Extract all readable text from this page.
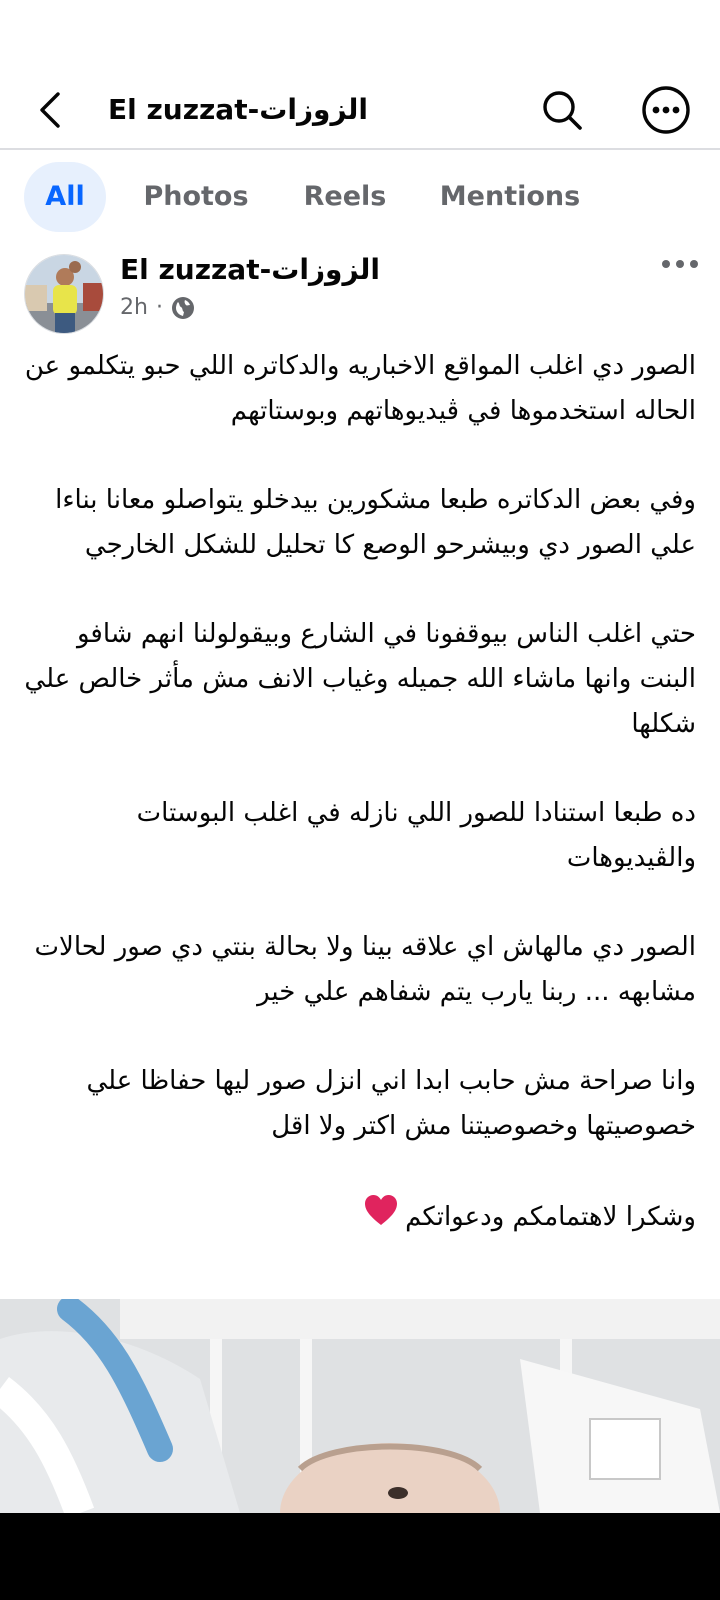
El zuzzat-الزوزات
All	Photos	Reels	Mentions
El zuzzat-الزوزات
2h ·

الصور دي اغلب المواقع الاخباريه والدكاتره اللي حبو يتكلمو عن الحاله استخدموها في ڤيديوهاتهم وبوستاتهم

وفي بعض الدكاتره طبعا مشكورين بيدخلو يتواصلو معانا بناءا علي الصور دي وبيشرحو الوصع كا تحليل للشكل الخارجي

حتي اغلب الناس بيوقفونا في الشارع وبيقولولنا انهم شافو البنت وانها ماشاء الله جميله وغياب الانف مش مأثر خالص علي شكلها

ده طبعا استنادا للصور اللي نازله في اغلب البوستات والڤيديوهات

الصور دي مالهاش اي علاقه بينا ولا بحالة بنتي دي صور لحالات مشابهه ... ربنا يارب يتم شفاهم علي خير

وانا صراحة مش حابب ابدا اني انزل صور ليها حفاظا علي خصوصيتها وخصوصيتنا مش اكتر ولا اقل

وشكرا لاهتمامكم ودعواتكم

----------

Written request :: Where a line holds "الصور", copy that line.

Complete response ::
الصور دي اغلب المواقع الاخباريه والدكاتره اللي حبو يتكلمو عن الحاله استخدموها في ڤيديوهاتهم وبوستاتهم
وفي بعض الدكاتره طبعا مشكورين بيدخلو يتواصلو معانا بناءا علي الصور دي وبيشرحو الوصع كا تحليل للشكل الخارجي
الصور دي مالهاش اي علاقه بينا ولا بحالة بنتي دي صور لحالات مشابهه ... ربنا يارب يتم شفاهم علي خير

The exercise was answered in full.